→ Aim
Retype the full set of records. Keep every character identical.

→ Source data
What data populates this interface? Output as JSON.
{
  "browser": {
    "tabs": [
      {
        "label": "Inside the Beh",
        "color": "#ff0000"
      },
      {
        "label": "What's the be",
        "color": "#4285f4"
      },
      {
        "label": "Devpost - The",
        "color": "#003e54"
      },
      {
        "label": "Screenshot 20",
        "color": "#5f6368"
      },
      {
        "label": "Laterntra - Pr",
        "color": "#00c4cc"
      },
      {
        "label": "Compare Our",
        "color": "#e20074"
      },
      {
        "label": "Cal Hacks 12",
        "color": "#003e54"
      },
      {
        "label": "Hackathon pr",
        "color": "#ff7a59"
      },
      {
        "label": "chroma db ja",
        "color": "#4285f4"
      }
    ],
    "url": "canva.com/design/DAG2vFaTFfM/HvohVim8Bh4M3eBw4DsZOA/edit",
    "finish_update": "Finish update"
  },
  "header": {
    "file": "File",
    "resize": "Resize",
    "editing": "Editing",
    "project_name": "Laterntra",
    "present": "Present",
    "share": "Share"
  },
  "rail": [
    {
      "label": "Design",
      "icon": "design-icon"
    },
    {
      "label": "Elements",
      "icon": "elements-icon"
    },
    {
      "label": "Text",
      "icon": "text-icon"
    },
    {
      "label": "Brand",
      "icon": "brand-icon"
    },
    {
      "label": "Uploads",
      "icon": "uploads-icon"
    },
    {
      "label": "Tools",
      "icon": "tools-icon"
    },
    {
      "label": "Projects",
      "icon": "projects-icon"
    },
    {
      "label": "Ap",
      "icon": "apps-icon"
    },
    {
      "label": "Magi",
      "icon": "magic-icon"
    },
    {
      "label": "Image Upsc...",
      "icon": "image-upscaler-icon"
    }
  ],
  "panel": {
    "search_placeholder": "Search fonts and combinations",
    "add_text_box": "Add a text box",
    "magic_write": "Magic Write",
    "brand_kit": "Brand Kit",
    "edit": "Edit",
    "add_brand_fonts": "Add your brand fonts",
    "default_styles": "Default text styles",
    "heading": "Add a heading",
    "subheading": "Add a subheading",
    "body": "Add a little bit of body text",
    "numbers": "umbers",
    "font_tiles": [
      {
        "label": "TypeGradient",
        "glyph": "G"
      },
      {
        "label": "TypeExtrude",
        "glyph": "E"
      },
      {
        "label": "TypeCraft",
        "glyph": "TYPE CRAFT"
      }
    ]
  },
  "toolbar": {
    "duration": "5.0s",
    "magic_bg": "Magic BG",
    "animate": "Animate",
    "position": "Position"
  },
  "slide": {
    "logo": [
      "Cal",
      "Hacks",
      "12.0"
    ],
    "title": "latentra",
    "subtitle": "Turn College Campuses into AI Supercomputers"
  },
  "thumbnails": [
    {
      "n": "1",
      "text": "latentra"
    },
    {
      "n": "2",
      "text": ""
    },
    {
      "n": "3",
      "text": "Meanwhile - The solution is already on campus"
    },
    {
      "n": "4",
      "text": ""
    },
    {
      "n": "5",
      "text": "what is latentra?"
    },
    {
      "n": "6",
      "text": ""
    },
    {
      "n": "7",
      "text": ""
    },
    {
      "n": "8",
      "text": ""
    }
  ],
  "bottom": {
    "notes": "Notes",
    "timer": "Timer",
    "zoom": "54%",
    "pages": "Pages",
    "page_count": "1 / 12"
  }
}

→ Task solution
What data populates this interface? Output as JSON.
{
  "browser": {
    "tabs": [
      {
        "label": "Inside the Beh",
        "color": "#ff0000"
      },
      {
        "label": "What's the be",
        "color": "#4285f4"
      },
      {
        "label": "Devpost - The",
        "color": "#003e54"
      },
      {
        "label": "Screenshot 20",
        "color": "#5f6368"
      },
      {
        "label": "Laterntra - Pr",
        "color": "#00c4cc"
      },
      {
        "label": "Compare Our",
        "color": "#e20074"
      },
      {
        "label": "Cal Hacks 12",
        "color": "#003e54"
      },
      {
        "label": "Hackathon pr",
        "color": "#ff7a59"
      },
      {
        "label": "chroma db ja",
        "color": "#4285f4"
      }
    ],
    "url": "canva.com/design/DAG2vFaTFfM/HvohVim8Bh4M3eBw4DsZOA/edit",
    "finish_update": "Finish update"
  },
  "header": {
    "file": "File",
    "resize": "Resize",
    "editing": "Editing",
    "project_name": "Laterntra",
    "present": "Present",
    "share": "Share"
  },
  "rail": [
    {
      "label": "Design",
      "icon": "design-icon"
    },
    {
      "label": "Elements",
      "icon": "elements-icon"
    },
    {
      "label": "Text",
      "icon": "text-icon"
    },
    {
      "label": "Brand",
      "icon": "brand-icon"
    },
    {
      "label": "Uploads",
      "icon": "uploads-icon"
    },
    {
      "label": "Tools",
      "icon": "tools-icon"
    },
    {
      "label": "Projects",
      "icon": "projects-icon"
    },
    {
      "label": "Ap",
      "icon": "apps-icon"
    },
    {
      "label": "Magi",
      "icon": "magic-icon"
    },
    {
      "label": "Image Upsc...",
      "icon": "image-upscaler-icon"
    }
  ],
  "panel": {
    "search_placeholder": "Search fonts and combinations",
    "add_text_box": "Add a text box",
    "magic_write": "Magic Write",
    "brand_kit": "Brand Kit",
    "edit": "Edit",
    "add_brand_fonts": "Add your brand fonts",
    "default_styles": "Default text styles",
    "heading": "Add a heading",
    "subheading": "Add a subheading",
    "body": "Add a little bit of body text",
    "numbers": "umbers",
    "font_tiles": [
      {
        "label": "TypeGradient",
        "glyph": "G"
      },
      {
        "label": "TypeExtrude",
        "glyph": "E"
      },
      {
        "label": "TypeCraft",
        "glyph": "TYPE CRAFT"
      }
    ]
  },
  "toolbar": {
    "duration": "5.0s",
    "magic_bg": "Magic BG",
    "animate": "Animate",
    "position": "Position"
  },
  "slide": {
    "logo": [
      "Cal",
      "Hacks",
      "12.0"
    ],
    "title": "latentra",
    "subtitle": "Turn College Campuses into AI Supercomputers"
  },
  "thumbnails": [
    {
      "n": "1",
      "text": "latentra"
    },
    {
      "n": "2",
      "text": ""
    },
    {
      "n": "3",
      "text": "Meanwhile - The solution is already on campus"
    },
    {
      "n": "4",
      "text": ""
    },
    {
      "n": "5",
      "text": "what is latentra?"
    },
    {
      "n": "6",
      "text": ""
    },
    {
      "n": "7",
      "text": ""
    },
    {
      "n": "8",
      "text": ""
    }
  ],
  "bottom": {
    "notes": "Notes",
    "timer": "Timer",
    "zoom": "54%",
    "pages": "Pages",
    "page_count": "1 / 12"
  }
}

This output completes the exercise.